- WRITTEN PROBLEM
Type out the records that follow, exactly as given.

- DATA
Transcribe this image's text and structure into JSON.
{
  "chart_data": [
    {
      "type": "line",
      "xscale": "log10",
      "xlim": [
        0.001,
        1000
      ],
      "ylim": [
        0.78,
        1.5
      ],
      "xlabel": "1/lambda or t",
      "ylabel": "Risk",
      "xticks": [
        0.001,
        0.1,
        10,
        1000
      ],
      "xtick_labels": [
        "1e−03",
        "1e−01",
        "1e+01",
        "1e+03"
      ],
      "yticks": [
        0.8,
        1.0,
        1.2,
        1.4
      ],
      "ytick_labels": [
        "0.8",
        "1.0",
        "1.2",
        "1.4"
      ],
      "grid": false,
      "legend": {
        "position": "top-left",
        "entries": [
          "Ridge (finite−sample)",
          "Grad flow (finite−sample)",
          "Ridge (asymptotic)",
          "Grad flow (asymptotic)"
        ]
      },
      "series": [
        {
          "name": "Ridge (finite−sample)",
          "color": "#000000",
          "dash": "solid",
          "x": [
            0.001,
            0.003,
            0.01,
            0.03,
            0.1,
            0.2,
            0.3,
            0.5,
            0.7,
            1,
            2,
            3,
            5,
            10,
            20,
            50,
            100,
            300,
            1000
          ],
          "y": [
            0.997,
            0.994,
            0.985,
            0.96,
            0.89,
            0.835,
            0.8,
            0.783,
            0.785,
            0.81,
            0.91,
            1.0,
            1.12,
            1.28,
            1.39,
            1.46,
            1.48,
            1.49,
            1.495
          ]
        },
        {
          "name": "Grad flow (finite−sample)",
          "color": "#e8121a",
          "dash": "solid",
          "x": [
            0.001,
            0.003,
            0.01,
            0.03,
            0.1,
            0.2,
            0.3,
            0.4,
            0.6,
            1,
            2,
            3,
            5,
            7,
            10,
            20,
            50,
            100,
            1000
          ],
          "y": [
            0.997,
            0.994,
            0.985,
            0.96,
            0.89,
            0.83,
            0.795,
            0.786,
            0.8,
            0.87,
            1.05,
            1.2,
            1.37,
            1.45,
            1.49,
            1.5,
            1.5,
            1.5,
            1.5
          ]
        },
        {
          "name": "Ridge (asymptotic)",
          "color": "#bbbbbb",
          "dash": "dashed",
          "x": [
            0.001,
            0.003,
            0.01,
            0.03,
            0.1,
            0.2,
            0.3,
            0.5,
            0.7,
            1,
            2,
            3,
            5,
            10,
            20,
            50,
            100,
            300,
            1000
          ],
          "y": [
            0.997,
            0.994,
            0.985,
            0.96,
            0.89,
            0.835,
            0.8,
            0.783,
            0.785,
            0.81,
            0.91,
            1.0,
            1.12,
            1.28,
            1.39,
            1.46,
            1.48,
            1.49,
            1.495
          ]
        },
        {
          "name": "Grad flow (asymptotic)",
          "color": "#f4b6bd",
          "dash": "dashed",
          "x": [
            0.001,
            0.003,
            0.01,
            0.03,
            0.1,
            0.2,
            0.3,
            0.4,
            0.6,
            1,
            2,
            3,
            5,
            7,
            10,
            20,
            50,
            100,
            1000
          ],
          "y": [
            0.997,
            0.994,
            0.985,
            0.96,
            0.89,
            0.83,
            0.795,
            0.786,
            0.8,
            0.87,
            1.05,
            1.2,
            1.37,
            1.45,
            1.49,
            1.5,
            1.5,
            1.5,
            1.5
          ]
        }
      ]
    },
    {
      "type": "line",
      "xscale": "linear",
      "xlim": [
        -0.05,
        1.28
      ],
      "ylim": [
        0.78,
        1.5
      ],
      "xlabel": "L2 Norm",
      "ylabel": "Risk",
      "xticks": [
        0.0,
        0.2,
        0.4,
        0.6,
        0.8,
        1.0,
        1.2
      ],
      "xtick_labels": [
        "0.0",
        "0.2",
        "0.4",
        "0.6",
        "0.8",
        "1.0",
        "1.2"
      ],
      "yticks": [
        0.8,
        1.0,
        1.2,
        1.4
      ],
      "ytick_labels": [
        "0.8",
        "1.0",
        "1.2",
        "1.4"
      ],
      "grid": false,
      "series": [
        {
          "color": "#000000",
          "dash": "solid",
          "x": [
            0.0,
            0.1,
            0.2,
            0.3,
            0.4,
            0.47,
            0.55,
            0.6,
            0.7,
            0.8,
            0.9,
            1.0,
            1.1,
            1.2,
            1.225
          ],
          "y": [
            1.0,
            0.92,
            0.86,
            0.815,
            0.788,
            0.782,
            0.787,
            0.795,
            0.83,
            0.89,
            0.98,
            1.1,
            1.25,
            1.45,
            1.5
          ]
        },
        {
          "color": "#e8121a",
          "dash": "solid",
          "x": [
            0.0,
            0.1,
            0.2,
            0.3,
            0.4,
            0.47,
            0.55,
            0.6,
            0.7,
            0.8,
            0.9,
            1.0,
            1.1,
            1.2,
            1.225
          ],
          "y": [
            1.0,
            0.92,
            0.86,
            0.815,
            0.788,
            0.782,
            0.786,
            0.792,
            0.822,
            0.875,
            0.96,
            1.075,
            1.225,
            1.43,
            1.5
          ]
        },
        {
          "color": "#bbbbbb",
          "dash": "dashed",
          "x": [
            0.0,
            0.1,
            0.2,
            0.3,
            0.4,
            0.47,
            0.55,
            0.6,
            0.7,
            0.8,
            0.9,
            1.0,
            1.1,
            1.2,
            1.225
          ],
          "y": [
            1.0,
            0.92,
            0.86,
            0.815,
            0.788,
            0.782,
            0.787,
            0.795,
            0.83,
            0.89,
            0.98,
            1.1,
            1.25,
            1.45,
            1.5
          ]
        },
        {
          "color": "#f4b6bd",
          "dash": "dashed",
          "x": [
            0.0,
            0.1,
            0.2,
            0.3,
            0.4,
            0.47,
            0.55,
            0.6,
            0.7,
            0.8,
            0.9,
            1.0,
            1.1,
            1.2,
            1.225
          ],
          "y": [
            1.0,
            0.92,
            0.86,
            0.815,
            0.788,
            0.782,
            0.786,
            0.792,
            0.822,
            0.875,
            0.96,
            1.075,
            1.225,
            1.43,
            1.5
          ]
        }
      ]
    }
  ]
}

- WORKED SOLUTION
Transcribe this image's text and structure into JSON.
{
  "chart_data": [
    {
      "type": "line",
      "xscale": "log10",
      "xlim": [
        0.001,
        1000
      ],
      "ylim": [
        0.78,
        1.5
      ],
      "xlabel": "1/lambda or t",
      "ylabel": "Risk",
      "xticks": [
        0.001,
        0.1,
        10,
        1000
      ],
      "xtick_labels": [
        "1e−03",
        "1e−01",
        "1e+01",
        "1e+03"
      ],
      "yticks": [
        0.8,
        1.0,
        1.2,
        1.4
      ],
      "ytick_labels": [
        "0.8",
        "1.0",
        "1.2",
        "1.4"
      ],
      "grid": false,
      "legend": {
        "position": "top-left",
        "entries": [
          "Ridge (finite−sample)",
          "Grad flow (finite−sample)",
          "Ridge (asymptotic)",
          "Grad flow (asymptotic)"
        ]
      },
      "series": [
        {
          "name": "Ridge (finite−sample)",
          "color": "#000000",
          "dash": "solid",
          "x": [
            0.001,
            0.003,
            0.01,
            0.03,
            0.1,
            0.2,
            0.3,
            0.5,
            0.7,
            1,
            2,
            3,
            5,
            10,
            20,
            50,
            100,
            300,
            1000
          ],
          "y": [
            0.997,
            0.994,
            0.985,
            0.96,
            0.89,
            0.835,
            0.8,
            0.783,
            0.785,
            0.81,
            0.91,
            1.0,
            1.12,
            1.28,
            1.39,
            1.46,
            1.48,
            1.49,
            1.495
          ]
        },
        {
          "name": "Grad flow (finite−sample)",
          "color": "#e8121a",
          "dash": "solid",
          "x": [
            0.001,
            0.003,
            0.01,
            0.03,
            0.1,
            0.2,
            0.3,
            0.4,
            0.6,
            1,
            2,
            3,
            5,
            7,
            10,
            20,
            50,
            100,
            1000
          ],
          "y": [
            0.997,
            0.994,
            0.985,
            0.96,
            0.89,
            0.83,
            0.795,
            0.786,
            0.8,
            0.87,
            1.05,
            1.2,
            1.37,
            1.45,
            1.49,
            1.5,
            1.5,
            1.5,
            1.5
          ]
        },
        {
          "name": "Ridge (asymptotic)",
          "color": "#bbbbbb",
          "dash": "dashed",
          "x": [
            0.001,
            0.003,
            0.01,
            0.03,
            0.1,
            0.2,
            0.3,
            0.5,
            0.7,
            1,
            2,
            3,
            5,
            10,
            20,
            50,
            100,
            300,
            1000
          ],
          "y": [
            0.997,
            0.994,
            0.985,
            0.96,
            0.89,
            0.835,
            0.8,
            0.783,
            0.785,
            0.81,
            0.91,
            1.0,
            1.12,
            1.28,
            1.39,
            1.46,
            1.48,
            1.49,
            1.495
          ]
        },
        {
          "name": "Grad flow (asymptotic)",
          "color": "#f4b6bd",
          "dash": "dashed",
          "x": [
            0.001,
            0.003,
            0.01,
            0.03,
            0.1,
            0.2,
            0.3,
            0.4,
            0.6,
            1,
            2,
            3,
            5,
            7,
            10,
            20,
            50,
            100,
            1000
          ],
          "y": [
            0.997,
            0.994,
            0.985,
            0.96,
            0.89,
            0.83,
            0.795,
            0.786,
            0.8,
            0.87,
            1.05,
            1.2,
            1.37,
            1.45,
            1.49,
            1.5,
            1.5,
            1.5,
            1.5
          ]
        }
      ]
    },
    {
      "type": "line",
      "xscale": "linear",
      "xlim": [
        -0.05,
        1.28
      ],
      "ylim": [
        0.78,
        1.5
      ],
      "xlabel": "L2 Norm",
      "ylabel": "Risk",
      "xticks": [
        0.0,
        0.2,
        0.4,
        0.6,
        0.8,
        1.0,
        1.2
      ],
      "xtick_labels": [
        "0.0",
        "0.2",
        "0.4",
        "0.6",
        "0.8",
        "1.0",
        "1.2"
      ],
      "yticks": [
        0.8,
        1.0,
        1.2,
        1.4
      ],
      "ytick_labels": [
        "0.8",
        "1.0",
        "1.2",
        "1.4"
      ],
      "grid": false,
      "series": [
        {
          "color": "#000000",
          "dash": "solid",
          "x": [
            0.0,
            0.1,
            0.2,
            0.3,
            0.4,
            0.47,
            0.55,
            0.6,
            0.7,
            0.8,
            0.9,
            1.0,
            1.1,
            1.2,
            1.225
          ],
          "y": [
            1.0,
            0.92,
            0.86,
            0.815,
            0.788,
            0.782,
            0.787,
            0.795,
            0.83,
            0.89,
            0.98,
            1.1,
            1.25,
            1.45,
            1.5
          ]
        },
        {
          "color": "#e8121a",
          "dash": "solid",
          "x": [
            0.0,
            0.1,
            0.2,
            0.3,
            0.4,
            0.47,
            0.55,
            0.6,
            0.7,
            0.8,
            0.9,
            1.0,
            1.1,
            1.2,
            1.225
          ],
          "y": [
            1.0,
            0.92,
            0.86,
            0.815,
            0.788,
            0.782,
            0.786,
            0.792,
            0.822,
            0.875,
            0.96,
            1.075,
            1.225,
            1.43,
            1.5
          ]
        },
        {
          "color": "#bbbbbb",
          "dash": "dashed",
          "x": [
            0.0,
            0.1,
            0.2,
            0.3,
            0.4,
            0.47,
            0.55,
            0.6,
            0.7,
            0.8,
            0.9,
            1.0,
            1.1,
            1.2,
            1.225
          ],
          "y": [
            1.0,
            0.92,
            0.86,
            0.815,
            0.788,
            0.782,
            0.787,
            0.795,
            0.83,
            0.89,
            0.98,
            1.1,
            1.25,
            1.45,
            1.5
          ]
        },
        {
          "color": "#f4b6bd",
          "dash": "dashed",
          "x": [
            0.0,
            0.1,
            0.2,
            0.3,
            0.4,
            0.47,
            0.55,
            0.6,
            0.7,
            0.8,
            0.9,
            1.0,
            1.1,
            1.2,
            1.225
          ],
          "y": [
            1.0,
            0.92,
            0.86,
            0.815,
            0.788,
            0.782,
            0.786,
            0.792,
            0.822,
            0.875,
            0.96,
            1.075,
            1.225,
            1.43,
            1.5
          ]
        }
      ]
    }
  ]
}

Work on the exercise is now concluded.